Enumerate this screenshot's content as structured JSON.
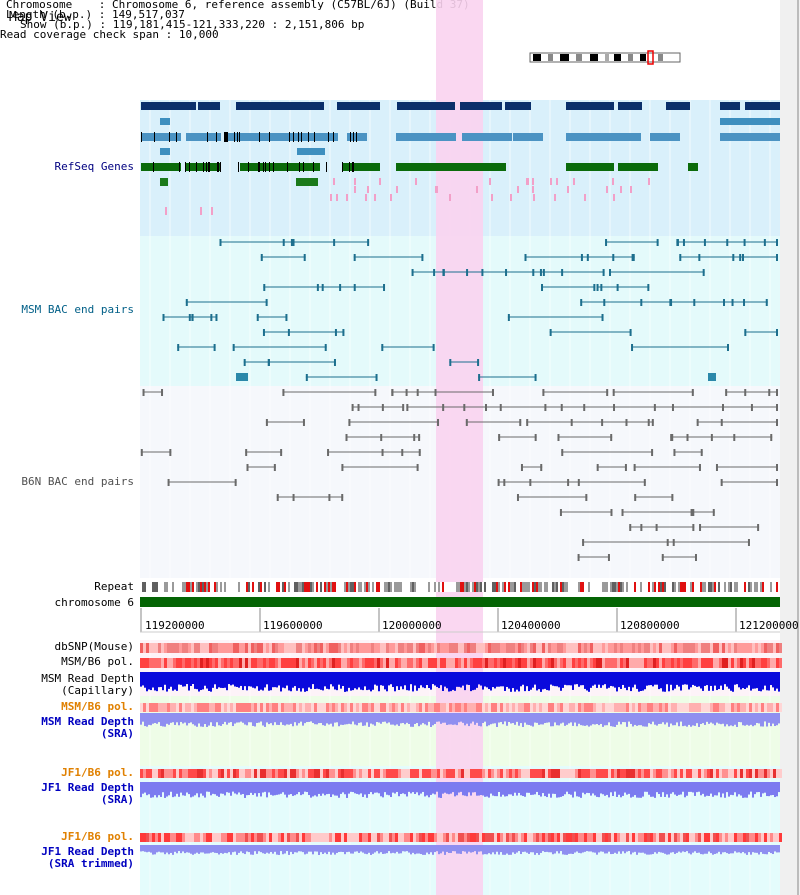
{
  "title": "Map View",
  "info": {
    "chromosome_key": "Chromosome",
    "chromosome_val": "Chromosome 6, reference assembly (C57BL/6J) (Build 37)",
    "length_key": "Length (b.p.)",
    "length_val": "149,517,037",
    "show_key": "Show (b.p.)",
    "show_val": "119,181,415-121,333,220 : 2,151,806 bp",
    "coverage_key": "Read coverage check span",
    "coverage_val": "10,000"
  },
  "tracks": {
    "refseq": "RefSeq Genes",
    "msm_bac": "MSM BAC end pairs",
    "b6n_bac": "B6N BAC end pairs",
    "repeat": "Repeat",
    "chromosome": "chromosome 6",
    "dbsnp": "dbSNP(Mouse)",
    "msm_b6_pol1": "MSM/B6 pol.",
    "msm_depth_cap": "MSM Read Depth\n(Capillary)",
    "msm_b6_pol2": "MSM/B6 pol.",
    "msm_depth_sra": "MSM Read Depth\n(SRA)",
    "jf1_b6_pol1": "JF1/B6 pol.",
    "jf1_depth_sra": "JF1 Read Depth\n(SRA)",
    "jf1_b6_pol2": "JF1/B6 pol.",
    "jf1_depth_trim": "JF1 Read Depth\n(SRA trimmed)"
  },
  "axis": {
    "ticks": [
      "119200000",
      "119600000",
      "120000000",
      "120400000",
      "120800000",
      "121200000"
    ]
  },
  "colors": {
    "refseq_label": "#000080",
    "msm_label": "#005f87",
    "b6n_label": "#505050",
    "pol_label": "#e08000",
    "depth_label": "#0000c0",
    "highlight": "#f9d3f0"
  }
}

◆ ◆ ◆ ◆ ◆ ◆ ◆

Reproduce the data word for word, excluding its pictures.

Enumerate this screenshot's content as structured JSON.
{
  "title": "Map View",
  "info": {
    "chromosome_key": "Chromosome",
    "chromosome_val": "Chromosome 6, reference assembly (C57BL/6J) (Build 37)",
    "length_key": "Length (b.p.)",
    "length_val": "149,517,037",
    "show_key": "Show (b.p.)",
    "show_val": "119,181,415-121,333,220 : 2,151,806 bp",
    "coverage_key": "Read coverage check span",
    "coverage_val": "10,000"
  },
  "tracks": {
    "refseq": "RefSeq Genes",
    "msm_bac": "MSM BAC end pairs",
    "b6n_bac": "B6N BAC end pairs",
    "repeat": "Repeat",
    "chromosome": "chromosome 6",
    "dbsnp": "dbSNP(Mouse)",
    "msm_b6_pol1": "MSM/B6 pol.",
    "msm_depth_cap": "MSM Read Depth\n(Capillary)",
    "msm_b6_pol2": "MSM/B6 pol.",
    "msm_depth_sra": "MSM Read Depth\n(SRA)",
    "jf1_b6_pol1": "JF1/B6 pol.",
    "jf1_depth_sra": "JF1 Read Depth\n(SRA)",
    "jf1_b6_pol2": "JF1/B6 pol.",
    "jf1_depth_trim": "JF1 Read Depth\n(SRA trimmed)"
  },
  "axis": {
    "ticks": [
      "119200000",
      "119600000",
      "120000000",
      "120400000",
      "120800000",
      "121200000"
    ]
  },
  "colors": {
    "refseq_label": "#000080",
    "msm_label": "#005f87",
    "b6n_label": "#505050",
    "pol_label": "#e08000",
    "depth_label": "#0000c0",
    "highlight": "#f9d3f0"
  }
}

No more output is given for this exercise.